'''

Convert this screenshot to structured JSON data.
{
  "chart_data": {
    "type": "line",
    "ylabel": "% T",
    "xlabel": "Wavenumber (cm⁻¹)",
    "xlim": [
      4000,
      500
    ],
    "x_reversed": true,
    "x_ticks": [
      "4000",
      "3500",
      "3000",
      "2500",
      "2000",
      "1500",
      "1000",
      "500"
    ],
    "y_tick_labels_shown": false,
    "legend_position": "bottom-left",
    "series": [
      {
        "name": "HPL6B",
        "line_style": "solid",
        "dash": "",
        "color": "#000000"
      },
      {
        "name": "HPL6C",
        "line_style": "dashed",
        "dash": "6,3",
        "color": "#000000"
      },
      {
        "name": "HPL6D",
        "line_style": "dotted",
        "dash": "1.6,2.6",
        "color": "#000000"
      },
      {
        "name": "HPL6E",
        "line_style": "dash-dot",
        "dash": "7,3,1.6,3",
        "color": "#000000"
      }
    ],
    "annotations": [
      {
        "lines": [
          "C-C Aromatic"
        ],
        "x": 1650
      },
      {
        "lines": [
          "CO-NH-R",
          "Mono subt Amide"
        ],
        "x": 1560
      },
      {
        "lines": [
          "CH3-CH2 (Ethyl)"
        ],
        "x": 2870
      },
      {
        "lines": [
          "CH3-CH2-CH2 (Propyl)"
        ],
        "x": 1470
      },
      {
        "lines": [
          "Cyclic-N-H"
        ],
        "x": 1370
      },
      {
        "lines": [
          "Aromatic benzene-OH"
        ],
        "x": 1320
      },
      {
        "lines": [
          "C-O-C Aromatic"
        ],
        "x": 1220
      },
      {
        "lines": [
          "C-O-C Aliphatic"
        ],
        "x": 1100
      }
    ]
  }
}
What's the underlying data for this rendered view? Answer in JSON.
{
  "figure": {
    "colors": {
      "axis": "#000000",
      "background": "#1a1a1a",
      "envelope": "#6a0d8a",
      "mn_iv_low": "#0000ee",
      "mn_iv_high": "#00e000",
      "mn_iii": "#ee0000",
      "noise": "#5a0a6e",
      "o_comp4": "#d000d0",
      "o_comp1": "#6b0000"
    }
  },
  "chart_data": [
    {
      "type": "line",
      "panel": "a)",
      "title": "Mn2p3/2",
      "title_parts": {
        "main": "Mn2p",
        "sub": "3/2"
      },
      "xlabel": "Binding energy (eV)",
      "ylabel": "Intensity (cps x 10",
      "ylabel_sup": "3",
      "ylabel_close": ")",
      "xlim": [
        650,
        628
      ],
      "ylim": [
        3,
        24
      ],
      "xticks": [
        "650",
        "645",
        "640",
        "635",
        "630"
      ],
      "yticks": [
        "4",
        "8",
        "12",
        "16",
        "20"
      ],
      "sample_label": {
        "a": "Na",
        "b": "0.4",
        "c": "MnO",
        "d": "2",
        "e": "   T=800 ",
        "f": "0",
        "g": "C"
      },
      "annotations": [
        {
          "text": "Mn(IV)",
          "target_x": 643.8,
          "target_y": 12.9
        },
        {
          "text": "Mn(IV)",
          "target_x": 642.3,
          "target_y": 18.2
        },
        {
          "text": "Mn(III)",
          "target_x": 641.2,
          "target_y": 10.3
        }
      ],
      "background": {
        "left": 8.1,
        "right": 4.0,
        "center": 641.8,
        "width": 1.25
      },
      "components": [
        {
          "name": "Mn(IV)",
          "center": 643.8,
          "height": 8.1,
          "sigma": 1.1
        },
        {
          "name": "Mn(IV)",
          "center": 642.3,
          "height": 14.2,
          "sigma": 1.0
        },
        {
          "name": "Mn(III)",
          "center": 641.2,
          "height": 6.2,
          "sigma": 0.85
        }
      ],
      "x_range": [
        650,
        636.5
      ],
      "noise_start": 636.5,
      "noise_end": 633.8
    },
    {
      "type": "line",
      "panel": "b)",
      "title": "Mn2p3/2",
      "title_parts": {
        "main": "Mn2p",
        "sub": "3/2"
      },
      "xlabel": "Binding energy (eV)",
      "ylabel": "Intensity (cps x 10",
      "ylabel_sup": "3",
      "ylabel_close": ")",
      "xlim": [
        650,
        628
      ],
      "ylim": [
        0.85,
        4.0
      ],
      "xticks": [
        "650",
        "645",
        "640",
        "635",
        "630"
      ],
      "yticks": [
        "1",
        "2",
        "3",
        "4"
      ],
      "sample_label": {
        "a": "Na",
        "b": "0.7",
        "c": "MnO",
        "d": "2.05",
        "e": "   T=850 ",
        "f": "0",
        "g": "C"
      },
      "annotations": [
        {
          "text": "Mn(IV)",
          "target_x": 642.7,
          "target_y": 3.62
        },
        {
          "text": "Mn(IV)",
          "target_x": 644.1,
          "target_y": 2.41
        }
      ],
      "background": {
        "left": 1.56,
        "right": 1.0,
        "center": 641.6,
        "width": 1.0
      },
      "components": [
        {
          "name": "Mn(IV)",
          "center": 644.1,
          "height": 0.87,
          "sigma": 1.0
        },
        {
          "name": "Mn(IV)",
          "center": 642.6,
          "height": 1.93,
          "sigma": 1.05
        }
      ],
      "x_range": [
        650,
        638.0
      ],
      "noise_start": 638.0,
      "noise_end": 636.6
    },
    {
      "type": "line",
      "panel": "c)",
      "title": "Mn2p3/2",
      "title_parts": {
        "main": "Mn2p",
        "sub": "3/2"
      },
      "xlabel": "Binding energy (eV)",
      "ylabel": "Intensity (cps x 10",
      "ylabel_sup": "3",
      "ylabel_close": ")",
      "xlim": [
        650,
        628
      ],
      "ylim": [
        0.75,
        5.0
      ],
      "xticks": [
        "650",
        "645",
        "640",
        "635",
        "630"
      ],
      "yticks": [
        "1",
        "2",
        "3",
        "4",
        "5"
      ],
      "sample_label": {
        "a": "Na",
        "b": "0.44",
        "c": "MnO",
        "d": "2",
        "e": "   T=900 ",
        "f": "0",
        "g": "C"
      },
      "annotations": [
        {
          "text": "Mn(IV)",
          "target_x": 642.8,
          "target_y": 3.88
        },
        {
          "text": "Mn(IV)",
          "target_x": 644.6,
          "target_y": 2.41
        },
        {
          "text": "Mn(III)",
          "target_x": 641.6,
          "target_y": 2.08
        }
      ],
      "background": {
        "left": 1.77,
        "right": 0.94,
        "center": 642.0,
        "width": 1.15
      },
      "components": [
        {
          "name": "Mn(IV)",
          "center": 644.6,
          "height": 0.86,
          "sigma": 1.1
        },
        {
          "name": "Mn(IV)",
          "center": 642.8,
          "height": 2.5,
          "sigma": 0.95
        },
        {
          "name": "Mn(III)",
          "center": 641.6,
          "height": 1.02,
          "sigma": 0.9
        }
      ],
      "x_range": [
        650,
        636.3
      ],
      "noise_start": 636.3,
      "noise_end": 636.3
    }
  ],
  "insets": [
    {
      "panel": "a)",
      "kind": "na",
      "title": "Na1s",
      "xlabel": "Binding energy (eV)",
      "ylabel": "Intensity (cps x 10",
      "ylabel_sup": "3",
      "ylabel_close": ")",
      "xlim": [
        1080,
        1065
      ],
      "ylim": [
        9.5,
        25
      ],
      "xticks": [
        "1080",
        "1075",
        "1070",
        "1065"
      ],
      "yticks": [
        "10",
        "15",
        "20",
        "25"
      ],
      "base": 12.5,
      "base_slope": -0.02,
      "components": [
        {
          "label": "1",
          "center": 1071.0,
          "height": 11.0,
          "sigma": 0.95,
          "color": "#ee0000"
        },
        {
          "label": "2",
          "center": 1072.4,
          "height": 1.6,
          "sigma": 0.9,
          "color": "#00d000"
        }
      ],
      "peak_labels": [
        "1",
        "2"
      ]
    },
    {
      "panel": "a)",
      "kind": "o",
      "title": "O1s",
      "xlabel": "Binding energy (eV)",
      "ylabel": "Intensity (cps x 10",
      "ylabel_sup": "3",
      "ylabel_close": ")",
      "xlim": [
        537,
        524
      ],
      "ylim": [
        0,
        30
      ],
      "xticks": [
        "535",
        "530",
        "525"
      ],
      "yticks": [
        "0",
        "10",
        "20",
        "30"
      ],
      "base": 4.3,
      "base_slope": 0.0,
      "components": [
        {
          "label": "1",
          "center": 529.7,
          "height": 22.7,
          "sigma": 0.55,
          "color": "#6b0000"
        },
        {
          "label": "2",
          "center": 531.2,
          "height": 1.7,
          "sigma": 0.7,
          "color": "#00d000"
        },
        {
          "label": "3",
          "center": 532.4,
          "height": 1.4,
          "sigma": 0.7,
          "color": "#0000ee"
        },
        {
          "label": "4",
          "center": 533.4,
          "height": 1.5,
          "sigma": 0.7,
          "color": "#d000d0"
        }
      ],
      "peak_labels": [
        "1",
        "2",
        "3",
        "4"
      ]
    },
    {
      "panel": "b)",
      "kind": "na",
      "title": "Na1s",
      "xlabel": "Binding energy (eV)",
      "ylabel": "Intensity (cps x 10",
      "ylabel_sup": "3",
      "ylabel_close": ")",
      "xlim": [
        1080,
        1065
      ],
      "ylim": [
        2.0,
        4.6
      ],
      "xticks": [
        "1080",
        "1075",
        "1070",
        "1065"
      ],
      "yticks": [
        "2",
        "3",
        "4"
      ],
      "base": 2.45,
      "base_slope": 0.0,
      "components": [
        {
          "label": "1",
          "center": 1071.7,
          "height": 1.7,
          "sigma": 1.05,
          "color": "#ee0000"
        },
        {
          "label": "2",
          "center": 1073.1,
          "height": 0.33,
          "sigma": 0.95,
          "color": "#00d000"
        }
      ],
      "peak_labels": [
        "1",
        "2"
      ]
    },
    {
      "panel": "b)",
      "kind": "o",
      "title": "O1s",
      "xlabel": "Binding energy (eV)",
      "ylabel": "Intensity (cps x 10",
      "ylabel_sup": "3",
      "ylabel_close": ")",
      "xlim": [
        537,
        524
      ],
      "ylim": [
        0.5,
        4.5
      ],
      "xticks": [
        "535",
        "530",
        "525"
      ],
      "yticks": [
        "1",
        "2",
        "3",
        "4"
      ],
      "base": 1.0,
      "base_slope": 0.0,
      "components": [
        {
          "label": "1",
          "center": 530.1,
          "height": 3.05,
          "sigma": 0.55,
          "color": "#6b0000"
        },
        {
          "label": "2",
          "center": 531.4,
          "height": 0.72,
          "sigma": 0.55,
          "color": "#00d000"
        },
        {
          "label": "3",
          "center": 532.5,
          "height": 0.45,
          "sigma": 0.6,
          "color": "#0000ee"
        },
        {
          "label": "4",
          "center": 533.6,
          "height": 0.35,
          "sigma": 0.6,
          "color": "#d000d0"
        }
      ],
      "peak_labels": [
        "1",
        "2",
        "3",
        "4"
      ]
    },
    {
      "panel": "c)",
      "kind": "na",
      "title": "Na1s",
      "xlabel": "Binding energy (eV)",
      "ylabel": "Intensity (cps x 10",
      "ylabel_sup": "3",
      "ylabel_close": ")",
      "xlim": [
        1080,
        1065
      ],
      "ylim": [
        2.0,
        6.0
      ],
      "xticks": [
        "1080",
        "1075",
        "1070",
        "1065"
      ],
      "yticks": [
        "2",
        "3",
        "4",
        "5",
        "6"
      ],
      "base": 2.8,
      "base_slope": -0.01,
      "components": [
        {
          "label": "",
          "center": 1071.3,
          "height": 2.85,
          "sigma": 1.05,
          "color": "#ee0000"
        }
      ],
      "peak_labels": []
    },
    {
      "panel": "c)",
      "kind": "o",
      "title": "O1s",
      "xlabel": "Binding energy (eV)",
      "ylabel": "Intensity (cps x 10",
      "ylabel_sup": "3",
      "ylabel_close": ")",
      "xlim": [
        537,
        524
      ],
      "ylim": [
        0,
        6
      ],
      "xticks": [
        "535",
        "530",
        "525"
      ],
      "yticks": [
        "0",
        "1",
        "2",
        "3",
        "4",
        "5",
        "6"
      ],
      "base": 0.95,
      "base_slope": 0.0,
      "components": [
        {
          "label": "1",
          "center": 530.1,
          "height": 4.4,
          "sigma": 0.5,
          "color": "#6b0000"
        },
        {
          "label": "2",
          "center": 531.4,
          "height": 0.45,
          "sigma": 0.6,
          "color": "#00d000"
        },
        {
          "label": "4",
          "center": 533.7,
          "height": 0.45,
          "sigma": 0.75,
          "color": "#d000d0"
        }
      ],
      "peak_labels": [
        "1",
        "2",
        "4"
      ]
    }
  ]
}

'''

▸ **What is being asked**: Look for the word "JSON" and return every line where it occurs.

▸ **The result**:
Convert this screenshot to structured JSON data.
What's the underlying data for this rendered view? Answer in JSON.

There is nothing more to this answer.